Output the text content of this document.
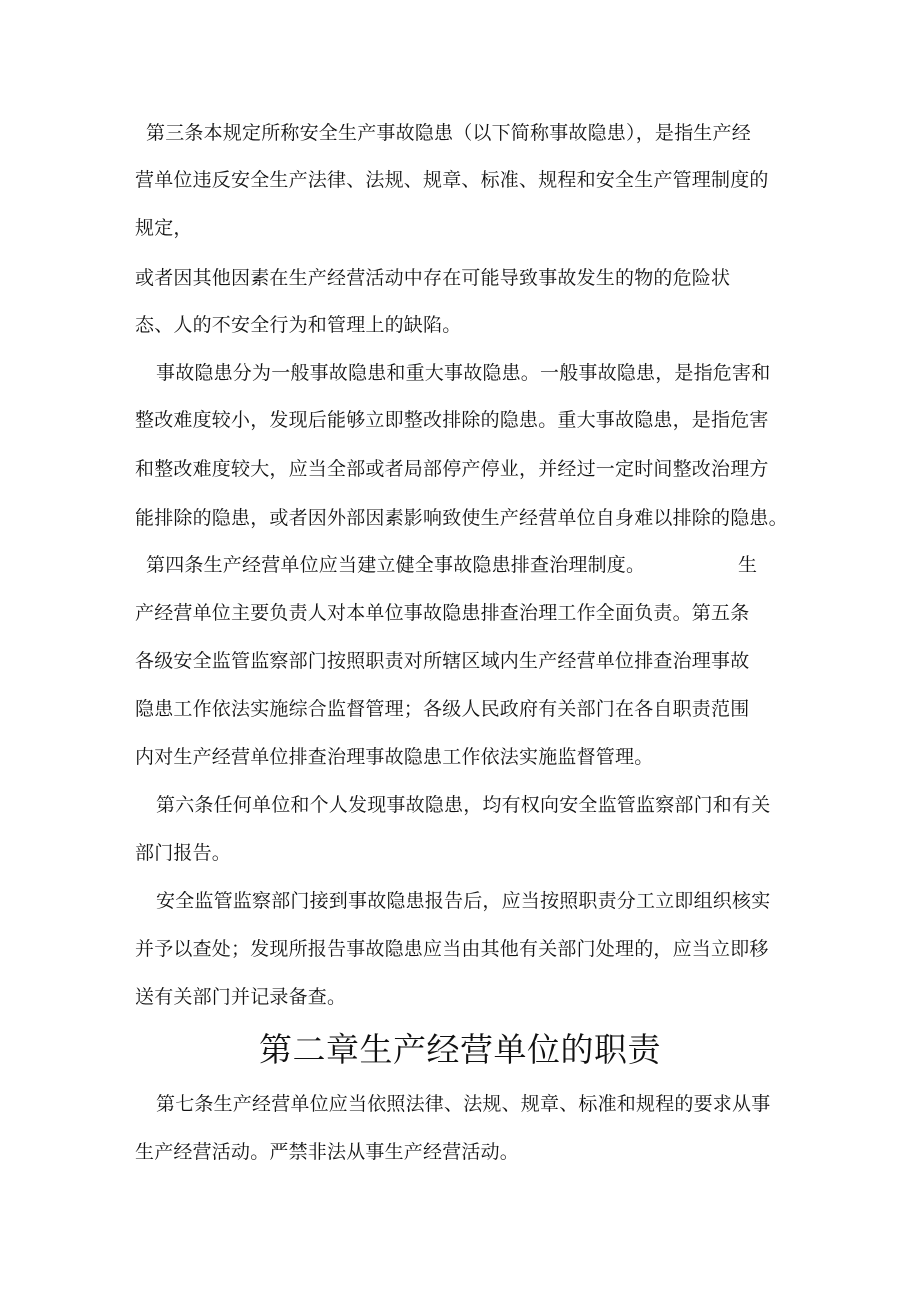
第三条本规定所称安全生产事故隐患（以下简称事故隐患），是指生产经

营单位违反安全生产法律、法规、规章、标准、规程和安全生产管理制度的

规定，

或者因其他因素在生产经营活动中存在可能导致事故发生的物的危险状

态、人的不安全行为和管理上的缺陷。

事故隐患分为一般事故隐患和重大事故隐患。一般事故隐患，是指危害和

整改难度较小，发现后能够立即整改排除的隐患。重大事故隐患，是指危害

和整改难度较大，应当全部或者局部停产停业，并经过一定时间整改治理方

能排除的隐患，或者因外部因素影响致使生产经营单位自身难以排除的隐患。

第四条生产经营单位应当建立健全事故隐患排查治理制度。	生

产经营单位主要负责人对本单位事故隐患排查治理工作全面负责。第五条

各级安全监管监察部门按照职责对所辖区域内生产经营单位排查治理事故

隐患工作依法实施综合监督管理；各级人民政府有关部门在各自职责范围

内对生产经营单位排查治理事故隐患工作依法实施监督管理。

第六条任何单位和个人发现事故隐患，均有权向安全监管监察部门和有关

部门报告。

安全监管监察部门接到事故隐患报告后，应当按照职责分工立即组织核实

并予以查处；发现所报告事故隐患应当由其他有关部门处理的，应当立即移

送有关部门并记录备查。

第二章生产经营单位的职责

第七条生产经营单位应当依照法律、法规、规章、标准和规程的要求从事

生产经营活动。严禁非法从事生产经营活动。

□ □ □ □

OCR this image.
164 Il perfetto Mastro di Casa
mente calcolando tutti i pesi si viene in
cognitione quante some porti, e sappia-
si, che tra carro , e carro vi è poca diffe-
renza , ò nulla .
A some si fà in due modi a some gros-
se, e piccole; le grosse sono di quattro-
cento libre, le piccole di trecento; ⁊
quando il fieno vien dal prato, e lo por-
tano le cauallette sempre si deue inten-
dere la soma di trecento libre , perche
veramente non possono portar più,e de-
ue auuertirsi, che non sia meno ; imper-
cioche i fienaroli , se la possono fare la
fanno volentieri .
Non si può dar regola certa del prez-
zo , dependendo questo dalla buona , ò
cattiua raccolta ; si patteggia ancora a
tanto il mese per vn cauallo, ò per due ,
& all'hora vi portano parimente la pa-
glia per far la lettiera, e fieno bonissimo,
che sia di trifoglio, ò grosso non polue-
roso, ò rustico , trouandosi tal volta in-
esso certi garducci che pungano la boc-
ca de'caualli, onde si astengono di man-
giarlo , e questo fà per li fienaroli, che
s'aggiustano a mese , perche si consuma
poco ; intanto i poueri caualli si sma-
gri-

□ □ □ □

Aim> Pick out and copy the lines of the entries that hold the string "fienaroli".

Task solution>
cioche i fienaroli , se la possono fare la
giarlo , e questo fà per li fienaroli, che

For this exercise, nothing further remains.